RECORDS TO USE

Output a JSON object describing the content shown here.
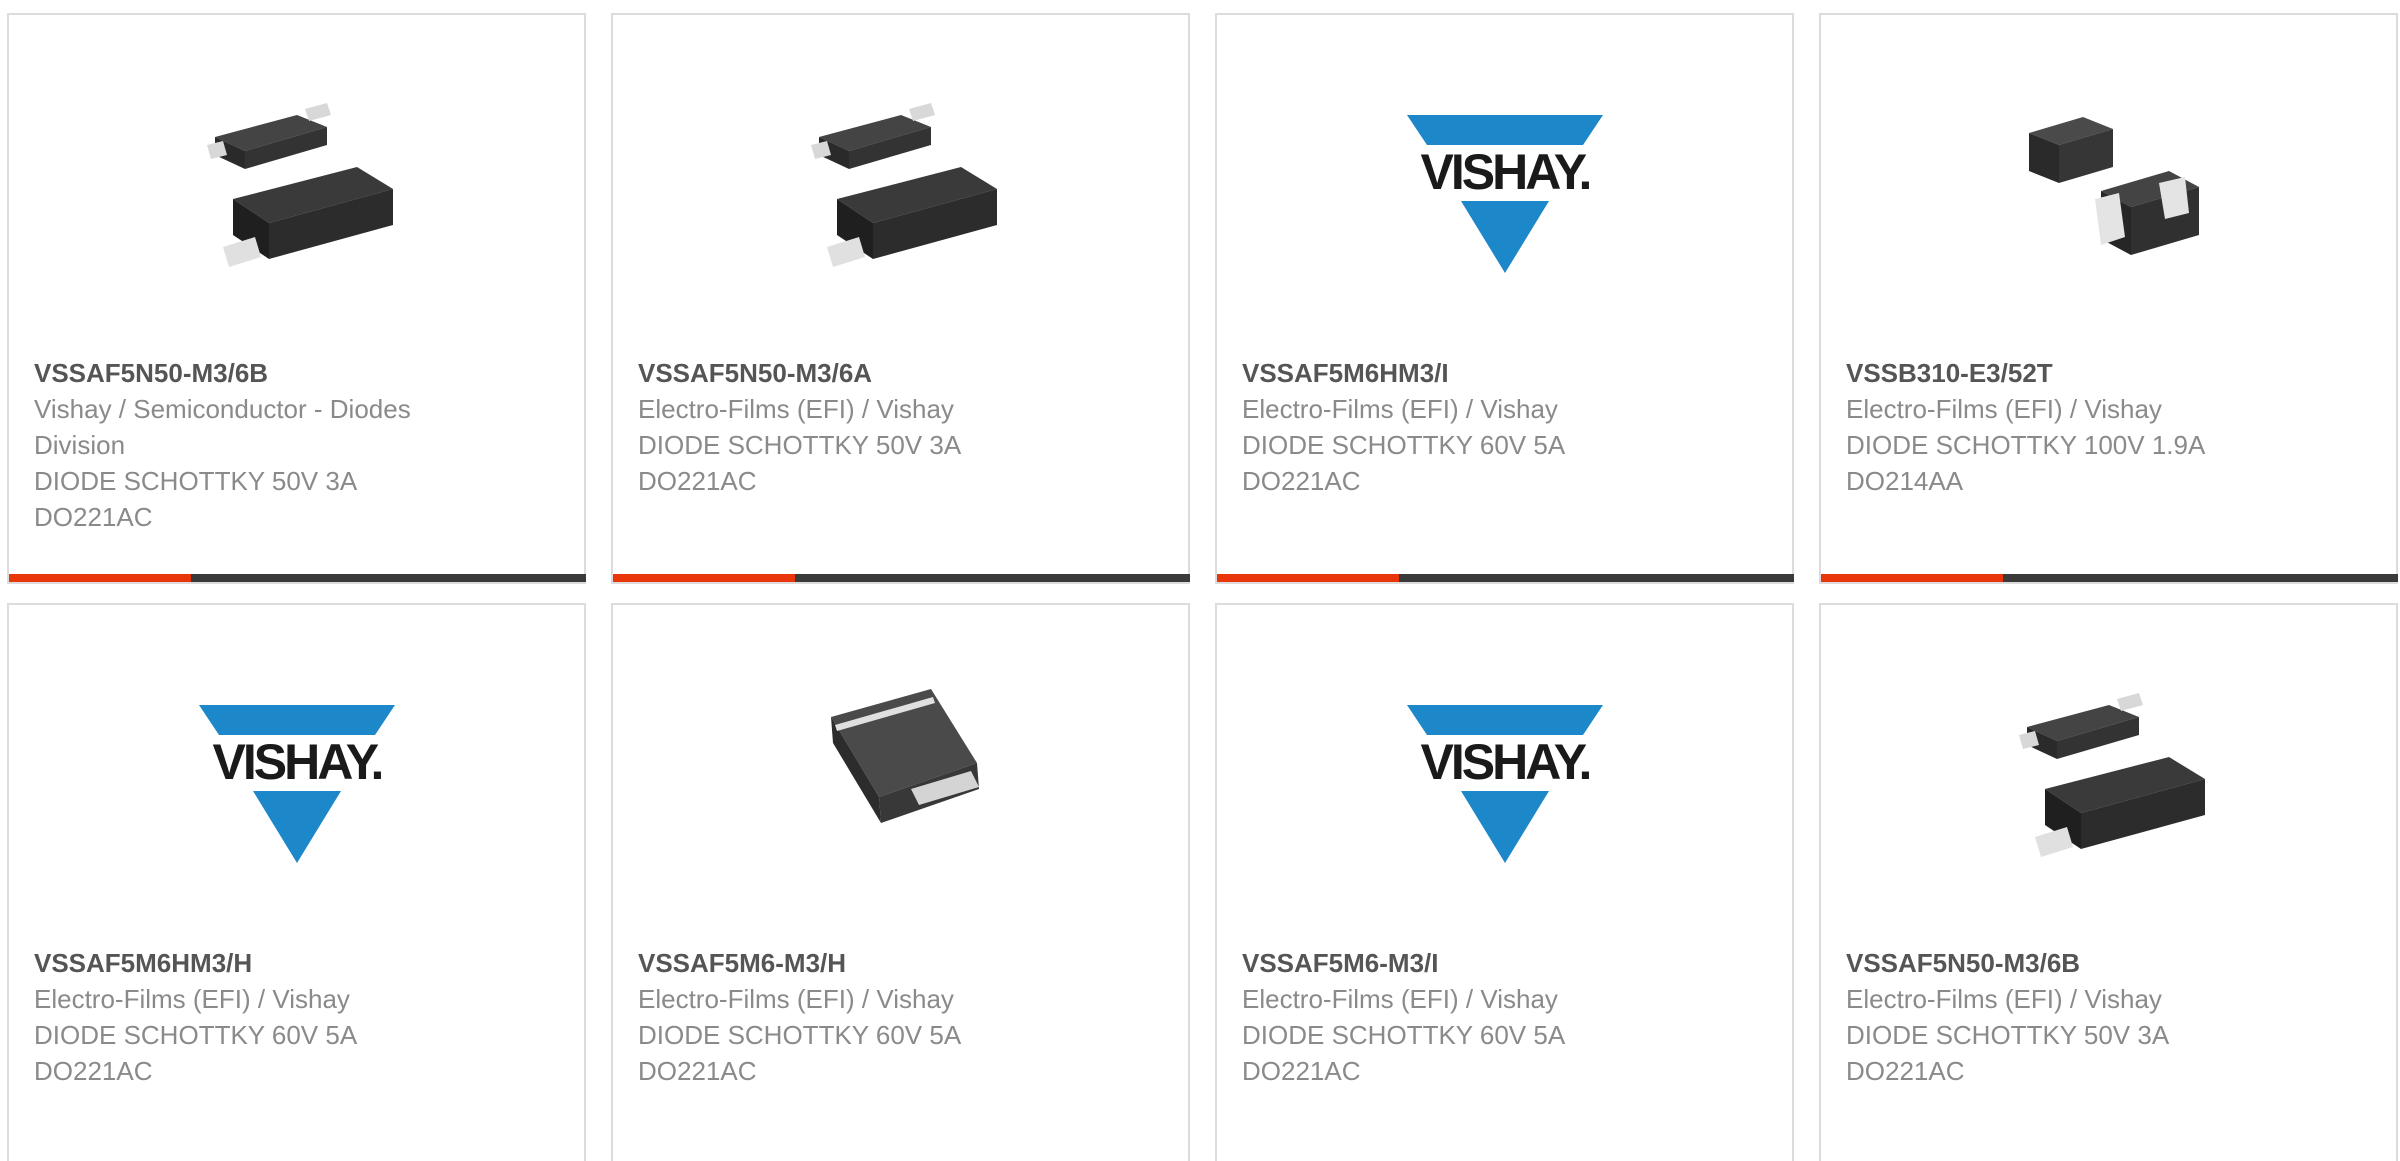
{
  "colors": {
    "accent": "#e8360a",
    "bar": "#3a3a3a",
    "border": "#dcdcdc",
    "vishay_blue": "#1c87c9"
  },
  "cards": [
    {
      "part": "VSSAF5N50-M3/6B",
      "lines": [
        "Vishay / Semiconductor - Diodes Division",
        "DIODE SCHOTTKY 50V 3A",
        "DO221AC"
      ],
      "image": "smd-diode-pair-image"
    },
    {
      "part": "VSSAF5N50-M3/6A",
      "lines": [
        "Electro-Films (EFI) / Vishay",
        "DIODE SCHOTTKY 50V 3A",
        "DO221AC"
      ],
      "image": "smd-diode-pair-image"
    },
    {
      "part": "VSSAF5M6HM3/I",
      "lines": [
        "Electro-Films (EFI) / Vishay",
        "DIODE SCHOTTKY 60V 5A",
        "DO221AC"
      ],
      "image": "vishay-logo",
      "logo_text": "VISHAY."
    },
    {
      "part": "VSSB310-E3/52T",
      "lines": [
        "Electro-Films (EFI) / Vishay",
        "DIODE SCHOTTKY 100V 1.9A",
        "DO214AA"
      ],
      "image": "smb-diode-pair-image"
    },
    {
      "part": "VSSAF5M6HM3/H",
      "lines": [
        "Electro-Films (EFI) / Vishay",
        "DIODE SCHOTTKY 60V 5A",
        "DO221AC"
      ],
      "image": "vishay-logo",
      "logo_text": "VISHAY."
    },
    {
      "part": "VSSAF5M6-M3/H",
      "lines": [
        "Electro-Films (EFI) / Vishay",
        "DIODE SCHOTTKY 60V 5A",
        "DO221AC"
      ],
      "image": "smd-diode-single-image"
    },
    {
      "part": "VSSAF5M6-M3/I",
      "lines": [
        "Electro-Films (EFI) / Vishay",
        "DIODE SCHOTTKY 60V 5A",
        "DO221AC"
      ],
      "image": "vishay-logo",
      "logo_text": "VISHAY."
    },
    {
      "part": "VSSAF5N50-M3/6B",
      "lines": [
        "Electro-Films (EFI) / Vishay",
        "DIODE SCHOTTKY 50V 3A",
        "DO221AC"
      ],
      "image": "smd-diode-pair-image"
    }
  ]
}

PROBLEM
Without including any picture, repeat the data exactly.

ANSWER TO THE TASK
Output a JSON object describing the content shown here.
{
  "colors": {
    "accent": "#e8360a",
    "bar": "#3a3a3a",
    "border": "#dcdcdc",
    "vishay_blue": "#1c87c9"
  },
  "cards": [
    {
      "part": "VSSAF5N50-M3/6B",
      "lines": [
        "Vishay / Semiconductor - Diodes Division",
        "DIODE SCHOTTKY 50V 3A",
        "DO221AC"
      ],
      "image": "smd-diode-pair-image"
    },
    {
      "part": "VSSAF5N50-M3/6A",
      "lines": [
        "Electro-Films (EFI) / Vishay",
        "DIODE SCHOTTKY 50V 3A",
        "DO221AC"
      ],
      "image": "smd-diode-pair-image"
    },
    {
      "part": "VSSAF5M6HM3/I",
      "lines": [
        "Electro-Films (EFI) / Vishay",
        "DIODE SCHOTTKY 60V 5A",
        "DO221AC"
      ],
      "image": "vishay-logo",
      "logo_text": "VISHAY."
    },
    {
      "part": "VSSB310-E3/52T",
      "lines": [
        "Electro-Films (EFI) / Vishay",
        "DIODE SCHOTTKY 100V 1.9A",
        "DO214AA"
      ],
      "image": "smb-diode-pair-image"
    },
    {
      "part": "VSSAF5M6HM3/H",
      "lines": [
        "Electro-Films (EFI) / Vishay",
        "DIODE SCHOTTKY 60V 5A",
        "DO221AC"
      ],
      "image": "vishay-logo",
      "logo_text": "VISHAY."
    },
    {
      "part": "VSSAF5M6-M3/H",
      "lines": [
        "Electro-Films (EFI) / Vishay",
        "DIODE SCHOTTKY 60V 5A",
        "DO221AC"
      ],
      "image": "smd-diode-single-image"
    },
    {
      "part": "VSSAF5M6-M3/I",
      "lines": [
        "Electro-Films (EFI) / Vishay",
        "DIODE SCHOTTKY 60V 5A",
        "DO221AC"
      ],
      "image": "vishay-logo",
      "logo_text": "VISHAY."
    },
    {
      "part": "VSSAF5N50-M3/6B",
      "lines": [
        "Electro-Films (EFI) / Vishay",
        "DIODE SCHOTTKY 50V 3A",
        "DO221AC"
      ],
      "image": "smd-diode-pair-image"
    }
  ]
}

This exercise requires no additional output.